Records:
============

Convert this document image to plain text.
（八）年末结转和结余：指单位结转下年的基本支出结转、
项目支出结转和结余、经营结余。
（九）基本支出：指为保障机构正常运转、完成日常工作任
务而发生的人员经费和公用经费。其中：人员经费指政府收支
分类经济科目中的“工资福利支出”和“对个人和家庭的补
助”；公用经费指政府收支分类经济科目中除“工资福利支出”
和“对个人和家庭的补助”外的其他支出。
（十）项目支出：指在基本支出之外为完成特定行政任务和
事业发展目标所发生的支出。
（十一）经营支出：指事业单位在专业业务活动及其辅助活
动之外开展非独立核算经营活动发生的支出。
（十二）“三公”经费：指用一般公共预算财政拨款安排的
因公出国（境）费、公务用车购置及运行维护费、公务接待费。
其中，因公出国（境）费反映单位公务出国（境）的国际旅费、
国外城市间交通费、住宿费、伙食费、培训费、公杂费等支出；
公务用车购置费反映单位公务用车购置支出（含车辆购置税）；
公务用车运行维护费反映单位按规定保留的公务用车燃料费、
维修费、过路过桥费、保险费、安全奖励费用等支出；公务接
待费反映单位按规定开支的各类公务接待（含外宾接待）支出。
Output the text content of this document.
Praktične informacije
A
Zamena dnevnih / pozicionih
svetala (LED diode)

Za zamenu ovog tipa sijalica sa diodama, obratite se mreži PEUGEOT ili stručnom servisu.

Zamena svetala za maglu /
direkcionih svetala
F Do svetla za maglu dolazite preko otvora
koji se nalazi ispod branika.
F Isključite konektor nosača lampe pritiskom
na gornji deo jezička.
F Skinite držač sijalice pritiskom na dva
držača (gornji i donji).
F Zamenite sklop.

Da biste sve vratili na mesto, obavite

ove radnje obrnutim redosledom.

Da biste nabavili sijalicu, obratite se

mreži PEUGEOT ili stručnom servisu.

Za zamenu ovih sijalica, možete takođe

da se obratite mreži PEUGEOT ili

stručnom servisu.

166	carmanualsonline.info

============

What needs to be done: Reproduce the listing above word for word.

Task result:
Convert this document image to plain text.
（八）年末结转和结余：指单位结转下年的基本支出结转、
项目支出结转和结余、经营结余。
（九）基本支出：指为保障机构正常运转、完成日常工作任
务而发生的人员经费和公用经费。其中：人员经费指政府收支
分类经济科目中的“工资福利支出”和“对个人和家庭的补
助”；公用经费指政府收支分类经济科目中除“工资福利支出”
和“对个人和家庭的补助”外的其他支出。
（十）项目支出：指在基本支出之外为完成特定行政任务和
事业发展目标所发生的支出。
（十一）经营支出：指事业单位在专业业务活动及其辅助活
动之外开展非独立核算经营活动发生的支出。
（十二）“三公”经费：指用一般公共预算财政拨款安排的
因公出国（境）费、公务用车购置及运行维护费、公务接待费。
其中，因公出国（境）费反映单位公务出国（境）的国际旅费、
国外城市间交通费、住宿费、伙食费、培训费、公杂费等支出；
公务用车购置费反映单位公务用车购置支出（含车辆购置税）；
公务用车运行维护费反映单位按规定保留的公务用车燃料费、
维修费、过路过桥费、保险费、安全奖励费用等支出；公务接
待费反映单位按规定开支的各类公务接待（含外宾接待）支出。
Output the text content of this document.
Praktične informacije
A
Zamena dnevnih / pozicionih
svetala (LED diode)

Za zamenu ovog tipa sijalica sa diodama, obratite se mreži PEUGEOT ili stručnom servisu.

Zamena svetala za maglu /
direkcionih svetala
F Do svetla za maglu dolazite preko otvora
koji se nalazi ispod branika.
F Isključite konektor nosača lampe pritiskom
na gornji deo jezička.
F Skinite držač sijalice pritiskom na dva
držača (gornji i donji).
F Zamenite sklop.

Da biste sve vratili na mesto, obavite

ove radnje obrnutim redosledom.

Da biste nabavili sijalicu, obratite se

mreži PEUGEOT ili stručnom servisu.

Za zamenu ovih sijalica, možete takođe

da se obratite mreži PEUGEOT ili

stručnom servisu.

166	carmanualsonline.info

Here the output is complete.